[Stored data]
** begin **

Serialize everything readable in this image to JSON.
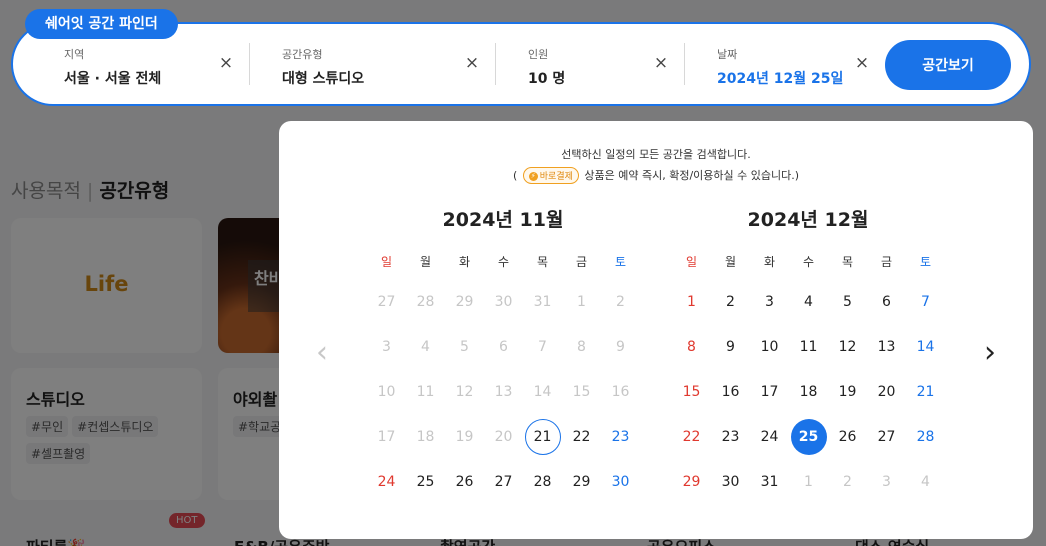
{
  "brand_label": "쉐어잇 공간 파인더",
  "fields": [
    {
      "label": "지역",
      "value": "서울 · 서울 전체",
      "accent": false
    },
    {
      "label": "공간유형",
      "value": "대형 스튜디오",
      "accent": false
    },
    {
      "label": "인원",
      "value": "10 명",
      "accent": false
    },
    {
      "label": "날짜",
      "value": "2024년 12월 25일",
      "accent": true
    }
  ],
  "clear_icon": "×",
  "search_button": "공간보기",
  "calendar": {
    "notice_line1": "선택하신 일정의 모든 공간을 검색합니다.",
    "notice_open": "(",
    "pay_badge": "바로결제",
    "notice_line2": "상품은 예약 즉시, 확정/이용하실 수 있습니다.)",
    "prev_icon": "‹",
    "next_icon": "›",
    "weekdays": [
      "일",
      "월",
      "화",
      "수",
      "목",
      "금",
      "토"
    ],
    "months": [
      {
        "title": "2024년 11월",
        "days": [
          {
            "d": "27",
            "dis": true
          },
          {
            "d": "28",
            "dis": true
          },
          {
            "d": "29",
            "dis": true
          },
          {
            "d": "30",
            "dis": true
          },
          {
            "d": "31",
            "dis": true
          },
          {
            "d": "1",
            "dis": true
          },
          {
            "d": "2",
            "dis": true
          },
          {
            "d": "3",
            "dis": true
          },
          {
            "d": "4",
            "dis": true
          },
          {
            "d": "5",
            "dis": true
          },
          {
            "d": "6",
            "dis": true
          },
          {
            "d": "7",
            "dis": true
          },
          {
            "d": "8",
            "dis": true
          },
          {
            "d": "9",
            "dis": true
          },
          {
            "d": "10",
            "dis": true
          },
          {
            "d": "11",
            "dis": true
          },
          {
            "d": "12",
            "dis": true
          },
          {
            "d": "13",
            "dis": true
          },
          {
            "d": "14",
            "dis": true
          },
          {
            "d": "15",
            "dis": true
          },
          {
            "d": "16",
            "dis": true
          },
          {
            "d": "17",
            "dis": true
          },
          {
            "d": "18",
            "dis": true
          },
          {
            "d": "19",
            "dis": true
          },
          {
            "d": "20",
            "dis": true
          },
          {
            "d": "21",
            "today": true
          },
          {
            "d": "22"
          },
          {
            "d": "23"
          },
          {
            "d": "24"
          },
          {
            "d": "25"
          },
          {
            "d": "26"
          },
          {
            "d": "27"
          },
          {
            "d": "28"
          },
          {
            "d": "29"
          },
          {
            "d": "30"
          }
        ]
      },
      {
        "title": "2024년 12월",
        "days": [
          {
            "d": "1"
          },
          {
            "d": "2"
          },
          {
            "d": "3"
          },
          {
            "d": "4"
          },
          {
            "d": "5"
          },
          {
            "d": "6"
          },
          {
            "d": "7"
          },
          {
            "d": "8"
          },
          {
            "d": "9"
          },
          {
            "d": "10"
          },
          {
            "d": "11"
          },
          {
            "d": "12"
          },
          {
            "d": "13"
          },
          {
            "d": "14"
          },
          {
            "d": "15"
          },
          {
            "d": "16"
          },
          {
            "d": "17"
          },
          {
            "d": "18"
          },
          {
            "d": "19"
          },
          {
            "d": "20"
          },
          {
            "d": "21"
          },
          {
            "d": "22"
          },
          {
            "d": "23"
          },
          {
            "d": "24"
          },
          {
            "d": "25",
            "selected": true
          },
          {
            "d": "26"
          },
          {
            "d": "27"
          },
          {
            "d": "28"
          },
          {
            "d": "29"
          },
          {
            "d": "30"
          },
          {
            "d": "31"
          },
          {
            "d": "1",
            "dis": true
          },
          {
            "d": "2",
            "dis": true
          },
          {
            "d": "3",
            "dis": true
          },
          {
            "d": "4",
            "dis": true
          }
        ]
      }
    ]
  },
  "background": {
    "heading_prefix": "사용목적",
    "heading_sep": "|",
    "heading_active": "공간유형",
    "life_label": "Life",
    "photo_label": "찬바",
    "card_studio": {
      "title": "스튜디오",
      "tags": [
        "#무인",
        "#컨셉스튜디오",
        "#셀프촬영"
      ]
    },
    "card_outdoor": {
      "title": "야외촬",
      "tags": [
        "#학교공"
      ]
    },
    "hot_badge": "HOT",
    "bottom_labels": [
      "파티룸🎉",
      "F&B/공유주방",
      "촬영공간",
      "공유오피스",
      "댄스 연습실"
    ]
  }
}
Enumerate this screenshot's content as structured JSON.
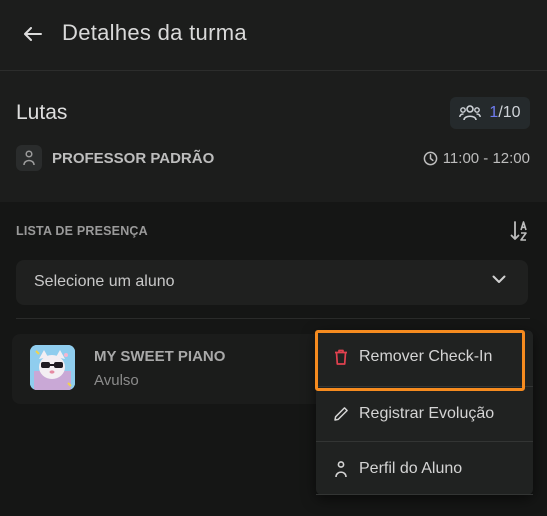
{
  "header": {
    "title": "Detalhes da turma"
  },
  "class_info": {
    "name": "Lutas",
    "capacity_current": "1",
    "capacity_total": "/10",
    "professor": "PROFESSOR PADRÃO",
    "time": "11:00 - 12:00"
  },
  "attendance": {
    "title": "LISTA DE PRESENÇA",
    "select_placeholder": "Selecione um aluno",
    "students": [
      {
        "name": "MY SWEET PIANO",
        "plan": "Avulso"
      }
    ]
  },
  "context_menu": {
    "items": [
      {
        "label": "Remover Check-In",
        "icon": "trash-icon",
        "icon_color": "#e0414f"
      },
      {
        "label": "Registrar Evolução",
        "icon": "pencil-icon"
      },
      {
        "label": "Perfil do Aluno",
        "icon": "person-icon"
      }
    ]
  },
  "colors": {
    "accent_capacity": "#6f7cf0",
    "highlight": "#f68b1f",
    "danger": "#e0414f"
  }
}
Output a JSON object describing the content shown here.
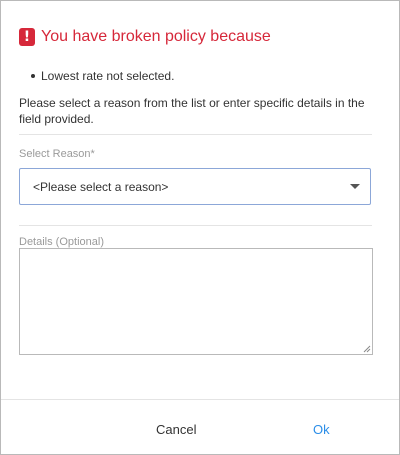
{
  "header": {
    "icon": "exclamation-icon",
    "title": "You have broken policy because",
    "accent_color": "#d6283a"
  },
  "violations": [
    "Lowest rate not selected."
  ],
  "instruction": "Please select a reason from the list or enter specific details in the field provided.",
  "reason": {
    "label": "Select Reason*",
    "selected": "<Please select a reason>"
  },
  "details": {
    "label": "Details (Optional)",
    "value": ""
  },
  "footer": {
    "cancel_label": "Cancel",
    "ok_label": "Ok",
    "ok_color": "#2b8ee8"
  }
}
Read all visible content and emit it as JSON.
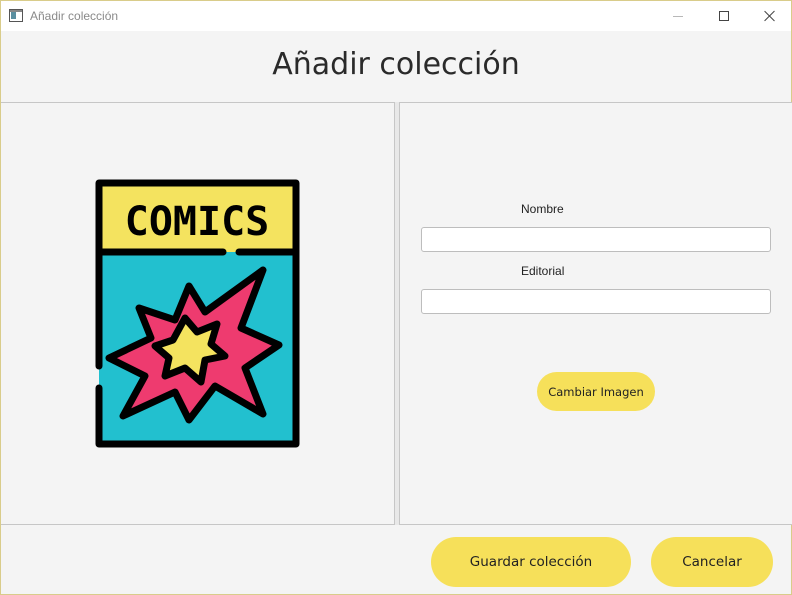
{
  "window": {
    "title": "Añadir colección",
    "controls": {
      "minimize": "minimize",
      "maximize": "maximize",
      "close": "close"
    }
  },
  "header": {
    "title": "Añadir colección"
  },
  "image": {
    "caption": "COMICS",
    "icon": "comic-book-icon"
  },
  "form": {
    "nombre_label": "Nombre",
    "nombre_value": "",
    "editorial_label": "Editorial",
    "editorial_value": "",
    "change_image_label": "Cambiar Imagen"
  },
  "footer": {
    "save_label": "Guardar colección",
    "cancel_label": "Cancelar"
  },
  "colors": {
    "accent": "#f6e05a",
    "comic_yellow": "#f4e35f",
    "comic_teal": "#22c0cf",
    "comic_pink": "#ee3b6f"
  }
}
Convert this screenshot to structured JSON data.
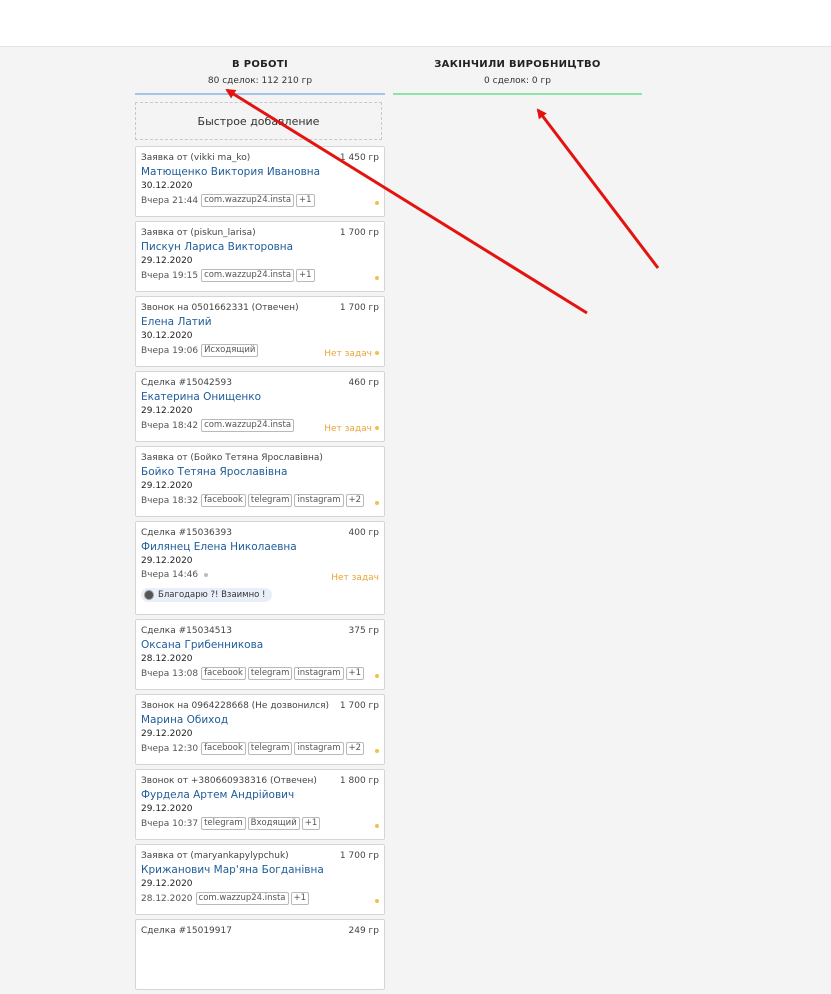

** end **

Without the pictures, transcribe the listing above exactly.

Serialize everything readable in this image to JSON.
{
  "brand_label": "쉐어잇 공간 파인더",
  "fields": [
    {
      "label": "지역",
      "value": "서울 · 서울 전체",
      "accent": false
    },
    {
      "label": "공간유형",
      "value": "대형 스튜디오",
      "accent": false
    },
    {
      "label": "인원",
      "value": "10 명",
      "accent": false
    },
    {
      "label": "날짜",
      "value": "2024년 12월 25일",
      "accent": true
    }
  ],
  "clear_icon": "×",
  "search_button": "공간보기",
  "calendar": {
    "notice_line1": "선택하신 일정의 모든 공간을 검색합니다.",
    "notice_open": "(",
    "pay_badge": "바로결제",
    "notice_line2": "상품은 예약 즉시, 확정/이용하실 수 있습니다.)",
    "prev_icon": "‹",
    "next_icon": "›",
    "weekdays": [
      "일",
      "월",
      "화",
      "수",
      "목",
      "금",
      "토"
    ],
    "months": [
      {
        "title": "2024년 11월",
        "days": [
          {
            "d": "27",
            "dis": true
          },
          {
            "d": "28",
            "dis": true
          },
          {
            "d": "29",
            "dis": true
          },
          {
            "d": "30",
            "dis": true
          },
          {
            "d": "31",
            "dis": true
          },
          {
            "d": "1",
            "dis": true
          },
          {
            "d": "2",
            "dis": true
          },
          {
            "d": "3",
            "dis": true
          },
          {
            "d": "4",
            "dis": true
          },
          {
            "d": "5",
            "dis": true
          },
          {
            "d": "6",
            "dis": true
          },
          {
            "d": "7",
            "dis": true
          },
          {
            "d": "8",
            "dis": true
          },
          {
            "d": "9",
            "dis": true
          },
          {
            "d": "10",
            "dis": true
          },
          {
            "d": "11",
            "dis": true
          },
          {
            "d": "12",
            "dis": true
          },
          {
            "d": "13",
            "dis": true
          },
          {
            "d": "14",
            "dis": true
          },
          {
            "d": "15",
            "dis": true
          },
          {
            "d": "16",
            "dis": true
          },
          {
            "d": "17",
            "dis": true
          },
          {
            "d": "18",
            "dis": true
          },
          {
            "d": "19",
            "dis": true
          },
          {
            "d": "20",
            "dis": true
          },
          {
            "d": "21",
            "today": true
          },
          {
            "d": "22"
          },
          {
            "d": "23"
          },
          {
            "d": "24"
          },
          {
            "d": "25"
          },
          {
            "d": "26"
          },
          {
            "d": "27"
          },
          {
            "d": "28"
          },
          {
            "d": "29"
          },
          {
            "d": "30"
          }
        ]
      },
      {
        "title": "2024년 12월",
        "days": [
          {
            "d": "1"
          },
          {
            "d": "2"
          },
          {
            "d": "3"
          },
          {
            "d": "4"
          },
          {
            "d": "5"
          },
          {
            "d": "6"
          },
          {
            "d": "7"
          },
          {
            "d": "8"
          },
          {
            "d": "9"
          },
          {
            "d": "10"
          },
          {
            "d": "11"
          },
          {
            "d": "12"
          },
          {
            "d": "13"
          },
          {
            "d": "14"
          },
          {
            "d": "15"
          },
          {
            "d": "16"
          },
          {
            "d": "17"
          },
          {
            "d": "18"
          },
          {
            "d": "19"
          },
          {
            "d": "20"
          },
          {
            "d": "21"
          },
          {
            "d": "22"
          },
          {
            "d": "23"
          },
          {
            "d": "24"
          },
          {
            "d": "25",
            "selected": true
          },
          {
            "d": "26"
          },
          {
            "d": "27"
          },
          {
            "d": "28"
          },
          {
            "d": "29"
          },
          {
            "d": "30"
          },
          {
            "d": "31"
          },
          {
            "d": "1",
            "dis": true
          },
          {
            "d": "2",
            "dis": true
          },
          {
            "d": "3",
            "dis": true
          },
          {
            "d": "4",
            "dis": true
          }
        ]
      }
    ]
  },
  "background": {
    "heading_prefix": "사용목적",
    "heading_sep": "|",
    "heading_active": "공간유형",
    "life_label": "Life",
    "photo_label": "찬바",
    "card_studio": {
      "title": "스튜디오",
      "tags": [
        "#무인",
        "#컨셉스튜디오",
        "#셀프촬영"
      ]
    },
    "card_outdoor": {
      "title": "야외촬",
      "tags": [
        "#학교공"
      ]
    },
    "hot_badge": "HOT",
    "bottom_labels": [
      "파티룸🎉",
      "F&B/공유주방",
      "촬영공간",
      "공유오피스",
      "댄스 연습실"
    ]
  }
}
Enumerate this screenshot's content as structured JSON.
{
  "header": {
    "title": "Detalhes da turma"
  },
  "class_info": {
    "name": "Lutas",
    "capacity_current": "1",
    "capacity_total": "/10",
    "professor": "PROFESSOR PADRÃO",
    "time": "11:00 - 12:00"
  },
  "attendance": {
    "title": "LISTA DE PRESENÇA",
    "select_placeholder": "Selecione um aluno",
    "students": [
      {
        "name": "MY SWEET PIANO",
        "plan": "Avulso"
      }
    ]
  },
  "context_menu": {
    "items": [
      {
        "label": "Remover Check-In",
        "icon": "trash-icon",
        "icon_color": "#e0414f"
      },
      {
        "label": "Registrar Evolução",
        "icon": "pencil-icon"
      },
      {
        "label": "Perfil do Aluno",
        "icon": "person-icon"
      }
    ]
  },
  "colors": {
    "accent_capacity": "#6f7cf0",
    "highlight": "#f68b1f",
    "danger": "#e0414f"
  }
}
Output a JSON object describing the content shown here.
{
  "header": {
    "icon": "exclamation-icon",
    "title": "You have broken policy because",
    "accent_color": "#d6283a"
  },
  "violations": [
    "Lowest rate not selected."
  ],
  "instruction": "Please select a reason from the list or enter specific details in the field provided.",
  "reason": {
    "label": "Select Reason*",
    "selected": "<Please select a reason>"
  },
  "details": {
    "label": "Details (Optional)",
    "value": ""
  },
  "footer": {
    "cancel_label": "Cancel",
    "ok_label": "Ok",
    "ok_color": "#2b8ee8"
  }
}
Read all visible content and emit it as JSON.
{
  "window": {
    "title": "Añadir colección",
    "controls": {
      "minimize": "minimize",
      "maximize": "maximize",
      "close": "close"
    }
  },
  "header": {
    "title": "Añadir colección"
  },
  "image": {
    "caption": "COMICS",
    "icon": "comic-book-icon"
  },
  "form": {
    "nombre_label": "Nombre",
    "nombre_value": "",
    "editorial_label": "Editorial",
    "editorial_value": "",
    "change_image_label": "Cambiar Imagen"
  },
  "footer": {
    "save_label": "Guardar colección",
    "cancel_label": "Cancelar"
  },
  "colors": {
    "accent": "#f6e05a",
    "comic_yellow": "#f4e35f",
    "comic_teal": "#22c0cf",
    "comic_pink": "#ee3b6f"
  }
}
Convert this screenshot to structured JSON data.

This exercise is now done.